[Start Exercise input]

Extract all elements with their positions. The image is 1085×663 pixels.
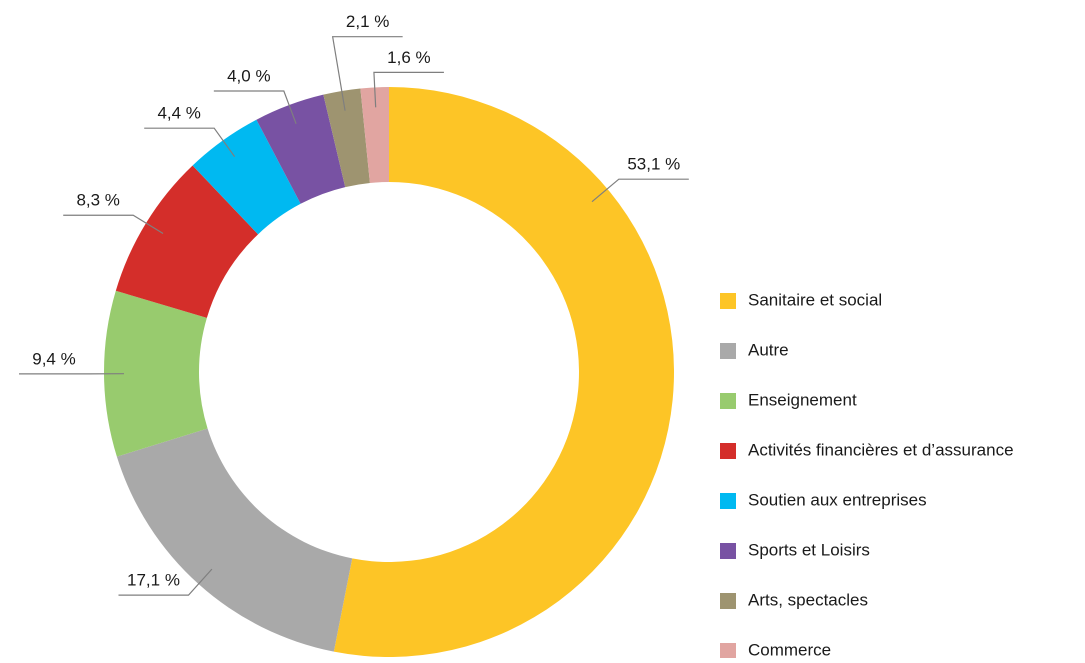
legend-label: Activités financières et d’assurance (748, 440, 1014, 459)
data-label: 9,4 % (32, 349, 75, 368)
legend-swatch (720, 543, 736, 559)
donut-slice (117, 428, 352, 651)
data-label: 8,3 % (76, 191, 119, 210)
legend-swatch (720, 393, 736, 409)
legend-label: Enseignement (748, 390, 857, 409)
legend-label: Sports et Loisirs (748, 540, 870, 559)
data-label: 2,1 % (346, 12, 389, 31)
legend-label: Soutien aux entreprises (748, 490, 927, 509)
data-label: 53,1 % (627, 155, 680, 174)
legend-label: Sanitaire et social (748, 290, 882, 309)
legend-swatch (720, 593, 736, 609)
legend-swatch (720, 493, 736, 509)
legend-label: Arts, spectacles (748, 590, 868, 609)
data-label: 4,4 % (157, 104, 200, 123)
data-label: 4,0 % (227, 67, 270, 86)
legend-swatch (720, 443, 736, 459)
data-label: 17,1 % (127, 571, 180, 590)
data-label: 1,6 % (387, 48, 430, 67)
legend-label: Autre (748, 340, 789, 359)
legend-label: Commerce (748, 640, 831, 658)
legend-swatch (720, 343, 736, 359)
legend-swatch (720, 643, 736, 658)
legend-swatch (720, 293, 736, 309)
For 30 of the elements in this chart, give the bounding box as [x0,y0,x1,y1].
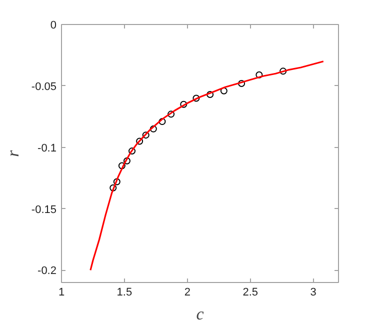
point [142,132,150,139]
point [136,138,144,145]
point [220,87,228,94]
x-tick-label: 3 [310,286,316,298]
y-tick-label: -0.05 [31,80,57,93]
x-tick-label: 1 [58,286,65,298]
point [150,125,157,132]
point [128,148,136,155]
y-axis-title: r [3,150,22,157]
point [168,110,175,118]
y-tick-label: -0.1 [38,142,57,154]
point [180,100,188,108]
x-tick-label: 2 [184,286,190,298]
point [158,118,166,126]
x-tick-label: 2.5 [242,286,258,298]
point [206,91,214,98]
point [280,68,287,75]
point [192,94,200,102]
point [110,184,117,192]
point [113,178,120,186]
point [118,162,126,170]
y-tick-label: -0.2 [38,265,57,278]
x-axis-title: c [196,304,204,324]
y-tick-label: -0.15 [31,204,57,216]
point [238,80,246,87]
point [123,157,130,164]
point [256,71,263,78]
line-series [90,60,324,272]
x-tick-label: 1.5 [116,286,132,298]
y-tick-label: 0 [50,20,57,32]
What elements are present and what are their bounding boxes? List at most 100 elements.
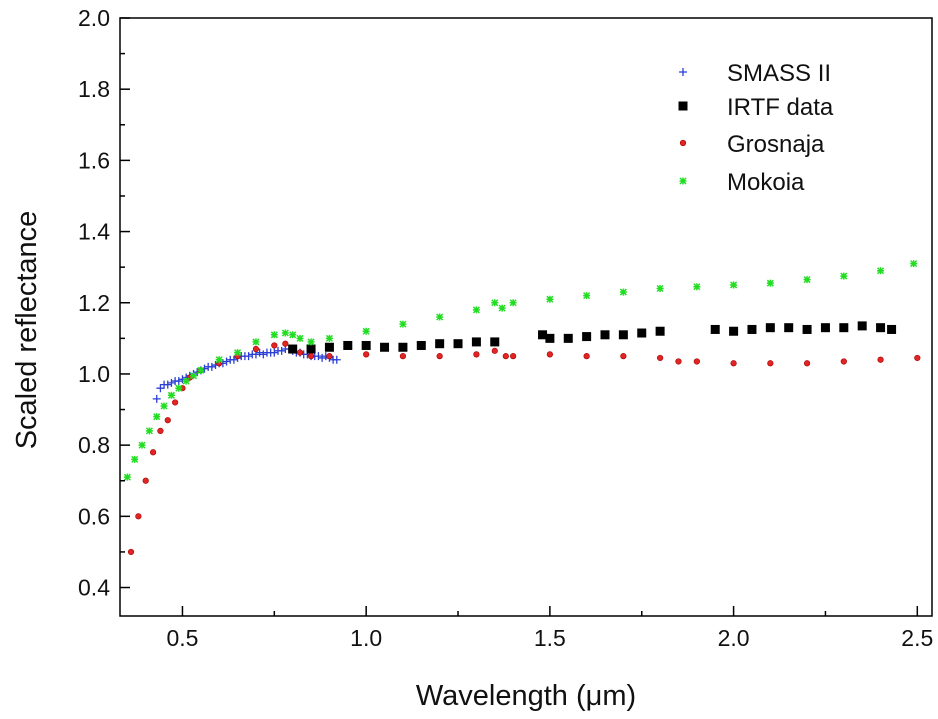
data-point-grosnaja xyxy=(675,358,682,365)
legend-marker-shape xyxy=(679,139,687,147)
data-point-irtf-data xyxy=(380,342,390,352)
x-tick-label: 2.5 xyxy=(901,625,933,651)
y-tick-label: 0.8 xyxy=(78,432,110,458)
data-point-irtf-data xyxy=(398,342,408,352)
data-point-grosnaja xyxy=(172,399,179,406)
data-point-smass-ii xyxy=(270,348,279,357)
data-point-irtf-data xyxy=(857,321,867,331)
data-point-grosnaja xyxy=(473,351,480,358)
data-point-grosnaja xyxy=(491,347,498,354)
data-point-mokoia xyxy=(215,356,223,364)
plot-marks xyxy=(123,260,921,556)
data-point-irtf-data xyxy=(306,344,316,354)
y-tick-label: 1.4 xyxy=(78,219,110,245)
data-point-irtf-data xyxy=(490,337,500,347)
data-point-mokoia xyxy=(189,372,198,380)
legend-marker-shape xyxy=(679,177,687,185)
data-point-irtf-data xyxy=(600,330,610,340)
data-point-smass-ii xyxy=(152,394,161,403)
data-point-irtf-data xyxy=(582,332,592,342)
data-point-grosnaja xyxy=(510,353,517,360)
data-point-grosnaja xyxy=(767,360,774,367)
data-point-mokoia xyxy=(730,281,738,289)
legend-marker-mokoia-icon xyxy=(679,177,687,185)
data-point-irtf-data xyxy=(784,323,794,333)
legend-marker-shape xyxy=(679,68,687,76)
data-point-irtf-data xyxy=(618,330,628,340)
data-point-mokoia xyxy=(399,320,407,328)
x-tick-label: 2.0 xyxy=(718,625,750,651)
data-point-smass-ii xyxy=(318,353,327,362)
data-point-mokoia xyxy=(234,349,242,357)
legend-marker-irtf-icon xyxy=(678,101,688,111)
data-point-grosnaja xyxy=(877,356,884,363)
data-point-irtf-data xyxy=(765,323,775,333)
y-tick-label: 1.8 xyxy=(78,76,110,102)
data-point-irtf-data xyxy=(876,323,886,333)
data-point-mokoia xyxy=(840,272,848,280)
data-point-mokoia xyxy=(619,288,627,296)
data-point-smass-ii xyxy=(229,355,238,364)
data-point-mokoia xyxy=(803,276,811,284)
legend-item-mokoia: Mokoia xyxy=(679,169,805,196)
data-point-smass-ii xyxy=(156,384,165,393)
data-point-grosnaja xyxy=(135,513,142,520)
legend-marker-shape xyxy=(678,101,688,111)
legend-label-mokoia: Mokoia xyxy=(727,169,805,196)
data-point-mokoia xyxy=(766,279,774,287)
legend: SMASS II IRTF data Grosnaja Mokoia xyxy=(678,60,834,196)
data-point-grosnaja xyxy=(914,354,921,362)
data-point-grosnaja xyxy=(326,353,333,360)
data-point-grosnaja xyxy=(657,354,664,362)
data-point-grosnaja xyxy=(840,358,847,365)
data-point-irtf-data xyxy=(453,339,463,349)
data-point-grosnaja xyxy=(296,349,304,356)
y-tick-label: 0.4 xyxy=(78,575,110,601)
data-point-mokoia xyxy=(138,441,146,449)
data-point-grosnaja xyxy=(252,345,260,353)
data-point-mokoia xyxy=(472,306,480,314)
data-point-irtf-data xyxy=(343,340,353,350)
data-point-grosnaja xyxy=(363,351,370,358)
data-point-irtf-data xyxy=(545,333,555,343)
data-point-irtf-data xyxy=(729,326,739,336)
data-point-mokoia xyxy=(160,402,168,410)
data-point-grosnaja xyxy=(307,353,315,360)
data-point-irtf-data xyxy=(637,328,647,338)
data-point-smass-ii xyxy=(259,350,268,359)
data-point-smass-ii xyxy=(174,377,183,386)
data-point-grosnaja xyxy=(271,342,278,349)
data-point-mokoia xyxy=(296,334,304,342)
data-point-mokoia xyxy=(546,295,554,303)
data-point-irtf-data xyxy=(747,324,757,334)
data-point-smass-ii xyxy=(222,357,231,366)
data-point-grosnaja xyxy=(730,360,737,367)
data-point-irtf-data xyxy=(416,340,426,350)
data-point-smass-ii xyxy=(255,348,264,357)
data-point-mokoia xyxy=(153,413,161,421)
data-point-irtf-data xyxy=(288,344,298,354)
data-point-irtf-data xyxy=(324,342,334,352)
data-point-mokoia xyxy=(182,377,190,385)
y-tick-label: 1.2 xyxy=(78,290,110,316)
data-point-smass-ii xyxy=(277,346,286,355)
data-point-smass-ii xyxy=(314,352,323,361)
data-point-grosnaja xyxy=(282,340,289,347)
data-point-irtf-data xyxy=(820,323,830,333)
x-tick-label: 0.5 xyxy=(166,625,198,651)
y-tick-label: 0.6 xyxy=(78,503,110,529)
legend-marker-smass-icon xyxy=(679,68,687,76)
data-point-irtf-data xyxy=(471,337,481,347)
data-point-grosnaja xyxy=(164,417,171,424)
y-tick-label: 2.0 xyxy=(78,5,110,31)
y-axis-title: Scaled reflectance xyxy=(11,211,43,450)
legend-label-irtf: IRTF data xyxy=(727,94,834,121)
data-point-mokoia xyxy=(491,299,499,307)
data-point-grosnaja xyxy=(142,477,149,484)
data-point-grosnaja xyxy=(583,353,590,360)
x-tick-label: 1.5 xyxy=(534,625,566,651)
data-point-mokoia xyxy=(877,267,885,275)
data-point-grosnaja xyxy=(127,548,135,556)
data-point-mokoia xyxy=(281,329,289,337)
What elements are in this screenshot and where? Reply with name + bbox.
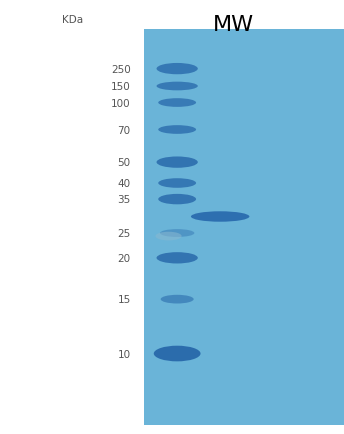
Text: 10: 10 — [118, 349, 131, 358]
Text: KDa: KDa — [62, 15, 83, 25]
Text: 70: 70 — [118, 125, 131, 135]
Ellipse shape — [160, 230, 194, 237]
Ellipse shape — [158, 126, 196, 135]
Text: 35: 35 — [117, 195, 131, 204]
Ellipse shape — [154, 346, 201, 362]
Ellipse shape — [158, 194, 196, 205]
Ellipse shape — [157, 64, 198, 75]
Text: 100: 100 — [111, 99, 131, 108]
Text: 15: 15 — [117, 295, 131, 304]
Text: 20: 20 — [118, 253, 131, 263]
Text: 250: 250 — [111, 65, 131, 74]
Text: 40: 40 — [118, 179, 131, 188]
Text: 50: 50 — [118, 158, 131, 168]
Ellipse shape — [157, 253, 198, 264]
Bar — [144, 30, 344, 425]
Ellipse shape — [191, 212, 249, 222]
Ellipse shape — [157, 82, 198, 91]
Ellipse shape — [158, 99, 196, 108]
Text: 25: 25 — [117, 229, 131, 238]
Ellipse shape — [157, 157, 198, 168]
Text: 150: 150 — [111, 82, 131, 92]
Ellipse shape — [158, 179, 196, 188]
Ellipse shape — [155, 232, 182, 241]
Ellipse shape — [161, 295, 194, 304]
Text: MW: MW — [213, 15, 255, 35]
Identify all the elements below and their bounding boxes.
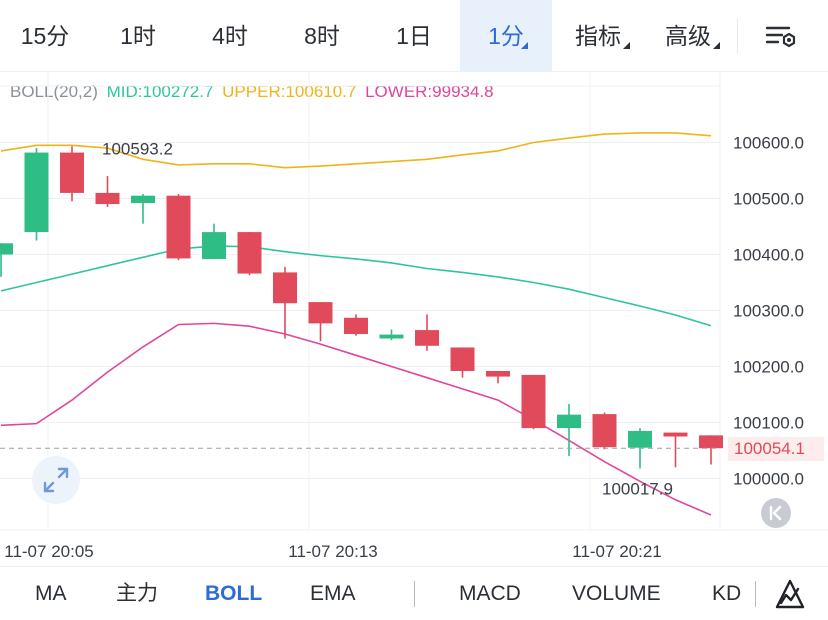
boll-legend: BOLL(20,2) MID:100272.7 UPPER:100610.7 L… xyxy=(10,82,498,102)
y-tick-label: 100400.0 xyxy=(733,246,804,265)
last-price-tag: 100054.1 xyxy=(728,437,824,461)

[End Exercise input]

• **Exercise instructions**
Can you transcribe the listing above verbatim, from the line with "data-point-grosnaja xyxy=(675,358,682,365)" up to and including the line with "data-point-irtf-data xyxy=(600,330,610,340)"?

• **Answer**
data-point-grosnaja xyxy=(675,358,682,365)
legend-marker-shape xyxy=(679,139,687,147)
data-point-irtf-data xyxy=(380,342,390,352)
x-tick-label: 2.5 xyxy=(901,625,933,651)
y-tick-label: 0.8 xyxy=(78,432,110,458)
data-point-irtf-data xyxy=(398,342,408,352)
data-point-grosnaja xyxy=(172,399,179,406)
data-point-smass-ii xyxy=(270,348,279,357)
data-point-irtf-data xyxy=(857,321,867,331)
data-point-grosnaja xyxy=(473,351,480,358)
data-point-grosnaja xyxy=(491,347,498,354)
data-point-mokoia xyxy=(215,356,223,364)
plot-marks xyxy=(123,260,921,556)
data-point-irtf-data xyxy=(306,344,316,354)
y-tick-label: 1.4 xyxy=(78,219,110,245)
data-point-irtf-data xyxy=(490,337,500,347)
data-point-mokoia xyxy=(189,372,198,380)
legend-marker-shape xyxy=(679,177,687,185)
data-point-irtf-data xyxy=(600,330,610,340)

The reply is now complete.